**Task to complete**
Return the lines below that carry the word "WeAreNotEvil".

........

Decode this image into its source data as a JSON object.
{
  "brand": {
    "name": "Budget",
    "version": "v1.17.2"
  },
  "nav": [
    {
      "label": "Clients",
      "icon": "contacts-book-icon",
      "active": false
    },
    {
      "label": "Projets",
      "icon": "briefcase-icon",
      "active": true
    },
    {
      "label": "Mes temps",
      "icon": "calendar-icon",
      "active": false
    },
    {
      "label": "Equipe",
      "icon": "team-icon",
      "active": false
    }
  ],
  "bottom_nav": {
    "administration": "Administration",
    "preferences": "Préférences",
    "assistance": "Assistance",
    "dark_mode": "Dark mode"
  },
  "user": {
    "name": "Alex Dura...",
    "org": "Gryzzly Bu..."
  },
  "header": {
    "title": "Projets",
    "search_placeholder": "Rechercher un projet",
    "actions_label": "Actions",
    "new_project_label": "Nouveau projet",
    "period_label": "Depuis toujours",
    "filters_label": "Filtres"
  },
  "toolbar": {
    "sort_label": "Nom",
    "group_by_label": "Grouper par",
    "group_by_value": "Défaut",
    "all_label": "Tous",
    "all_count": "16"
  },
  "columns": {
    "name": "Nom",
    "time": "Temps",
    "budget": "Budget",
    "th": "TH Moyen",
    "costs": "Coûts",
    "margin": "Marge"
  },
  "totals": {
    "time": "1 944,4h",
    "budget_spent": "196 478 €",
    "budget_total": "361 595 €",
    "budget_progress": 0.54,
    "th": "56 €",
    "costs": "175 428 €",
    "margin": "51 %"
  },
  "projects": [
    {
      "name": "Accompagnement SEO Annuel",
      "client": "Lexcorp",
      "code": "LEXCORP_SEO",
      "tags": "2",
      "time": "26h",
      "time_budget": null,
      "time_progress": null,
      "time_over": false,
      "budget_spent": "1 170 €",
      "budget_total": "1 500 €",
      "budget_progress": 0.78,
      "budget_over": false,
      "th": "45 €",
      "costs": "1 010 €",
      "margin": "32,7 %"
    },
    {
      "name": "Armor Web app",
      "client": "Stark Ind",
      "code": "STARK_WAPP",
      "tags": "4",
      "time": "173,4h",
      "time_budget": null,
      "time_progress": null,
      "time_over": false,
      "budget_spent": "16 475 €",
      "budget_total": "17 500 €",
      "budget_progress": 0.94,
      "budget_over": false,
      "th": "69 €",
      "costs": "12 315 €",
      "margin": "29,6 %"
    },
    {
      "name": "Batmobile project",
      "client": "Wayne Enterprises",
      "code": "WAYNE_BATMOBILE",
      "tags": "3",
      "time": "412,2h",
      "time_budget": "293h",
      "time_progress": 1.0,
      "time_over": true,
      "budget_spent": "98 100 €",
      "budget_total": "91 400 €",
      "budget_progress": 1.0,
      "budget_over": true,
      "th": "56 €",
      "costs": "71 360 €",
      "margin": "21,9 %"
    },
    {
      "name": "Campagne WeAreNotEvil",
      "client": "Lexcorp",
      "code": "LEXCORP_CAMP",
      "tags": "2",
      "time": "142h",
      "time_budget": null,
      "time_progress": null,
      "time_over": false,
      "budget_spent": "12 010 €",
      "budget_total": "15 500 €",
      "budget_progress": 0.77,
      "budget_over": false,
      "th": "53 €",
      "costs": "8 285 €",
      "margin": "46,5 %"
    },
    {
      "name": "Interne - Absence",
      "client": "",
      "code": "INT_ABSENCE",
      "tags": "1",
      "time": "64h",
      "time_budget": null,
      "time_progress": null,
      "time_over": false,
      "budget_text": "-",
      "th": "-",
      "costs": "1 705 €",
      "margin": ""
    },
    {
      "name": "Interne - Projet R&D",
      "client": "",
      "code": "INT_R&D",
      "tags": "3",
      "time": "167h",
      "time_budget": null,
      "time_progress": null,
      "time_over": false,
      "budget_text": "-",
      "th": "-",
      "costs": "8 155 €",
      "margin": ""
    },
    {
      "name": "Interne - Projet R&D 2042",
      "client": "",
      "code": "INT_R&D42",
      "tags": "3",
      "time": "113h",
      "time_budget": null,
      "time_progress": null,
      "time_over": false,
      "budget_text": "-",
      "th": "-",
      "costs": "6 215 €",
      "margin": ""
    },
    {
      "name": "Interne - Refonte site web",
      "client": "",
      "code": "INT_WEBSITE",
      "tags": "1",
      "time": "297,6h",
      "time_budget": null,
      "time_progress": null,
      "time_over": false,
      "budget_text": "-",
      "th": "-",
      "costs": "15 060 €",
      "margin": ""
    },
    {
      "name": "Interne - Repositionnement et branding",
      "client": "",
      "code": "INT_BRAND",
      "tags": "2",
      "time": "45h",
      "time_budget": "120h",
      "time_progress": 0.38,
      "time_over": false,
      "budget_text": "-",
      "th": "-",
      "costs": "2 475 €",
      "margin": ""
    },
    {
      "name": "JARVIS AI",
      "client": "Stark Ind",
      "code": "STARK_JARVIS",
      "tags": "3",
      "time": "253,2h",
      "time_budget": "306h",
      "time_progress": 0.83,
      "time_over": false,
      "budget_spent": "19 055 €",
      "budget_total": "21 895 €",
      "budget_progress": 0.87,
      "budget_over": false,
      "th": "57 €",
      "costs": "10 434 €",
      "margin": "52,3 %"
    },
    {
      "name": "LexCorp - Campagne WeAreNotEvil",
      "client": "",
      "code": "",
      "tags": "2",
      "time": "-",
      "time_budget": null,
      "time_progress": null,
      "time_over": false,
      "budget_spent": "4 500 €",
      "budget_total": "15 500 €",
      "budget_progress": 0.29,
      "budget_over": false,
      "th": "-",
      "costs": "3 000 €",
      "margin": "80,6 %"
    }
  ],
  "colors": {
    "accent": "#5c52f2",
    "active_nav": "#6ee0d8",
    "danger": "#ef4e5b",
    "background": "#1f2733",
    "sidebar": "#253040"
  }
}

........

**Complete answer**
      "name": "Campagne WeAreNotEvil",
      "name": "LexCorp - Campagne WeAreNotEvil",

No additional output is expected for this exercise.